Rewrite the rows below, substituting "Drawing size" for every occurrence of "Patent image size" and leaving everything else unchanged.

Stored data →
----------

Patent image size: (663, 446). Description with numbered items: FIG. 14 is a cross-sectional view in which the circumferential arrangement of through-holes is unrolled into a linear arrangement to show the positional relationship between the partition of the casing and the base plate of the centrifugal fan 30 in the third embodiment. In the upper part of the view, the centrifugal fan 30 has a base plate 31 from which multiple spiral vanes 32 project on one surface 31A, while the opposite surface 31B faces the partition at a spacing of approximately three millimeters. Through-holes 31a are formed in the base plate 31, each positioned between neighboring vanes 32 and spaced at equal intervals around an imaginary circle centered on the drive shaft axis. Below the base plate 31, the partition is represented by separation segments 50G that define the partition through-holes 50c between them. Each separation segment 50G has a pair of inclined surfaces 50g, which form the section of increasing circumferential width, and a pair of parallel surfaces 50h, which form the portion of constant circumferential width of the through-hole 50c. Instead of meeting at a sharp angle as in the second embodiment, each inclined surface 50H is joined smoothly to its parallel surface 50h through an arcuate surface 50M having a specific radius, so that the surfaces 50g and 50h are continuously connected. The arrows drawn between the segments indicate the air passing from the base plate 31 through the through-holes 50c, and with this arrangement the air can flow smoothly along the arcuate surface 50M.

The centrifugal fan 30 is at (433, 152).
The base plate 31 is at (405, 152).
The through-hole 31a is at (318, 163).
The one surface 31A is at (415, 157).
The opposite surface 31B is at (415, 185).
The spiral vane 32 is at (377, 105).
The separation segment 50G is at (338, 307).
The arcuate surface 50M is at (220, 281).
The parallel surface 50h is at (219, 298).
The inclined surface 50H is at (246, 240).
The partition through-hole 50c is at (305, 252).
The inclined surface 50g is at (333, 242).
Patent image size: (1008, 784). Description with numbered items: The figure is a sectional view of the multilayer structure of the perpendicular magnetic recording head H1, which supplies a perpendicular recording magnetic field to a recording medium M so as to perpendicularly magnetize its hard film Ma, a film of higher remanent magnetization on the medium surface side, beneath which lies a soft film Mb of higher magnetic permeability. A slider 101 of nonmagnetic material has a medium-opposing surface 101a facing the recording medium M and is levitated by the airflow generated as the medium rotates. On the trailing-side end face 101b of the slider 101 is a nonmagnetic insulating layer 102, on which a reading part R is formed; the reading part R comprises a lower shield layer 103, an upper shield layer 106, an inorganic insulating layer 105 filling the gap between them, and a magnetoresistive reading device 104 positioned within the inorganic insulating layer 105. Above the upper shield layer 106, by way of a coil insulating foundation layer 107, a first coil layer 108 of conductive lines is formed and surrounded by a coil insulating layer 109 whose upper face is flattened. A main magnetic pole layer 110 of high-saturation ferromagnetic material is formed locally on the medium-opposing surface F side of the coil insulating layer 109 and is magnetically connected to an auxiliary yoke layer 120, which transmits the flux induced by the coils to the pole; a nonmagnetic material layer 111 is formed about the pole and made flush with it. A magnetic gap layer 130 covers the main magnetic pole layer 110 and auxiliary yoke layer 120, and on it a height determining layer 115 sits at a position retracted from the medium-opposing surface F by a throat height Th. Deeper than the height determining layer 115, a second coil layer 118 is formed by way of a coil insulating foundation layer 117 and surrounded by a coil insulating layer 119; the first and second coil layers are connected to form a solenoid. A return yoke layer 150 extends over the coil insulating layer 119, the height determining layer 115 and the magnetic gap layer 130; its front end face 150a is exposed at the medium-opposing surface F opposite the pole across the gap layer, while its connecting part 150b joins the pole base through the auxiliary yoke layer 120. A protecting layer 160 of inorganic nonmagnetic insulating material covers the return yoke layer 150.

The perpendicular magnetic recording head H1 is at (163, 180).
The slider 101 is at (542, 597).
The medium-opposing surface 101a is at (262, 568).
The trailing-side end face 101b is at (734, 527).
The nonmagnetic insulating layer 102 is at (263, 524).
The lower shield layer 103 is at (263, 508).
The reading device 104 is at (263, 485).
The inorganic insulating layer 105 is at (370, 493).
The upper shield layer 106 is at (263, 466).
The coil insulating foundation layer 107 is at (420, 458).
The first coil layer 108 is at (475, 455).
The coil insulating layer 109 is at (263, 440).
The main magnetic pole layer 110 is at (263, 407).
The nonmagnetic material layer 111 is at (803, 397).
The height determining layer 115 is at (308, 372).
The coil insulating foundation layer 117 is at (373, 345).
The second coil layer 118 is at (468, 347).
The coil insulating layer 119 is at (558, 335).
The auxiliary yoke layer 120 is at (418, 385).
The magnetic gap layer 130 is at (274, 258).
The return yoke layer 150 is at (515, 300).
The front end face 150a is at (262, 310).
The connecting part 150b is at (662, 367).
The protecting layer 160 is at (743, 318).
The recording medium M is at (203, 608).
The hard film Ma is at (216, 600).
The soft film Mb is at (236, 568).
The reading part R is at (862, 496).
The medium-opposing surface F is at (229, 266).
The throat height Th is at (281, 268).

----------

Result of this task →
Drawing size: (663, 446). Description with numbered items: FIG. 14 is a cross-sectional view in which the circumferential arrangement of through-holes is unrolled into a linear arrangement to show the positional relationship between the partition of the casing and the base plate of the centrifugal fan 30 in the third embodiment. In the upper part of the view, the centrifugal fan 30 has a base plate 31 from which multiple spiral vanes 32 project on one surface 31A, while the opposite surface 31B faces the partition at a spacing of approximately three millimeters. Through-holes 31a are formed in the base plate 31, each positioned between neighboring vanes 32 and spaced at equal intervals around an imaginary circle centered on the drive shaft axis. Below the base plate 31, the partition is represented by separation segments 50G that define the partition through-holes 50c between them. Each separation segment 50G has a pair of inclined surfaces 50g, which form the section of increasing circumferential width, and a pair of parallel surfaces 50h, which form the portion of constant circumferential width of the through-hole 50c. Instead of meeting at a sharp angle as in the second embodiment, each inclined surface 50H is joined smoothly to its parallel surface 50h through an arcuate surface 50M having a specific radius, so that the surfaces 50g and 50h are continuously connected. The arrows drawn between the segments indicate the air passing from the base plate 31 through the through-holes 50c, and with this arrangement the air can flow smoothly along the arcuate surface 50M.

The centrifugal fan 30 is at (433, 152).
The base plate 31 is at (405, 152).
The through-hole 31a is at (318, 163).
The one surface 31A is at (415, 157).
The opposite surface 31B is at (415, 185).
The spiral vane 32 is at (377, 105).
The separation segment 50G is at (338, 307).
The arcuate surface 50M is at (220, 281).
The parallel surface 50h is at (219, 298).
The inclined surface 50H is at (246, 240).
The partition through-hole 50c is at (305, 252).
The inclined surface 50g is at (333, 242).
Drawing size: (1008, 784). Description with numbered items: The figure is a sectional view of the multilayer structure of the perpendicular magnetic recording head H1, which supplies a perpendicular recording magnetic field to a recording medium M so as to perpendicularly magnetize its hard film Ma, a film of higher remanent magnetization on the medium surface side, beneath which lies a soft film Mb of higher magnetic permeability. A slider 101 of nonmagnetic material has a medium-opposing surface 101a facing the recording medium M and is levitated by the airflow generated as the medium rotates. On the trailing-side end face 101b of the slider 101 is a nonmagnetic insulating layer 102, on which a reading part R is formed; the reading part R comprises a lower shield layer 103, an upper shield layer 106, an inorganic insulating layer 105 filling the gap between them, and a magnetoresistive reading device 104 positioned within the inorganic insulating layer 105. Above the upper shield layer 106, by way of a coil insulating foundation layer 107, a first coil layer 108 of conductive lines is formed and surrounded by a coil insulating layer 109 whose upper face is flattened. A main magnetic pole layer 110 of high-saturation ferromagnetic material is formed locally on the medium-opposing surface F side of the coil insulating layer 109 and is magnetically connected to an auxiliary yoke layer 120, which transmits the flux induced by the coils to the pole; a nonmagnetic material layer 111 is formed about the pole and made flush with it. A magnetic gap layer 130 covers the main magnetic pole layer 110 and auxiliary yoke layer 120, and on it a height determining layer 115 sits at a position retracted from the medium-opposing surface F by a throat height Th. Deeper than the height determining layer 115, a second coil layer 118 is formed by way of a coil insulating foundation layer 117 and surrounded by a coil insulating layer 119; the first and second coil layers are connected to form a solenoid. A return yoke layer 150 extends over the coil insulating layer 119, the height determining layer 115 and the magnetic gap layer 130; its front end face 150a is exposed at the medium-opposing surface F opposite the pole across the gap layer, while its connecting part 150b joins the pole base through the auxiliary yoke layer 120. A protecting layer 160 of inorganic nonmagnetic insulating material covers the return yoke layer 150.

The perpendicular magnetic recording head H1 is at (163, 180).
The slider 101 is at (542, 597).
The medium-opposing surface 101a is at (262, 568).
The trailing-side end face 101b is at (734, 527).
The nonmagnetic insulating layer 102 is at (263, 524).
The lower shield layer 103 is at (263, 508).
The reading device 104 is at (263, 485).
The inorganic insulating layer 105 is at (370, 493).
The upper shield layer 106 is at (263, 466).
The coil insulating foundation layer 107 is at (420, 458).
The first coil layer 108 is at (475, 455).
The coil insulating layer 109 is at (263, 440).
The main magnetic pole layer 110 is at (263, 407).
The nonmagnetic material layer 111 is at (803, 397).
The height determining layer 115 is at (308, 372).
The coil insulating foundation layer 117 is at (373, 345).
The second coil layer 118 is at (468, 347).
The coil insulating layer 119 is at (558, 335).
The auxiliary yoke layer 120 is at (418, 385).
The magnetic gap layer 130 is at (274, 258).
The return yoke layer 150 is at (515, 300).
The front end face 150a is at (262, 310).
The connecting part 150b is at (662, 367).
The protecting layer 160 is at (743, 318).
The recording medium M is at (203, 608).
The hard film Ma is at (216, 600).
The soft film Mb is at (236, 568).
The reading part R is at (862, 496).
The medium-opposing surface F is at (229, 266).
The throat height Th is at (281, 268).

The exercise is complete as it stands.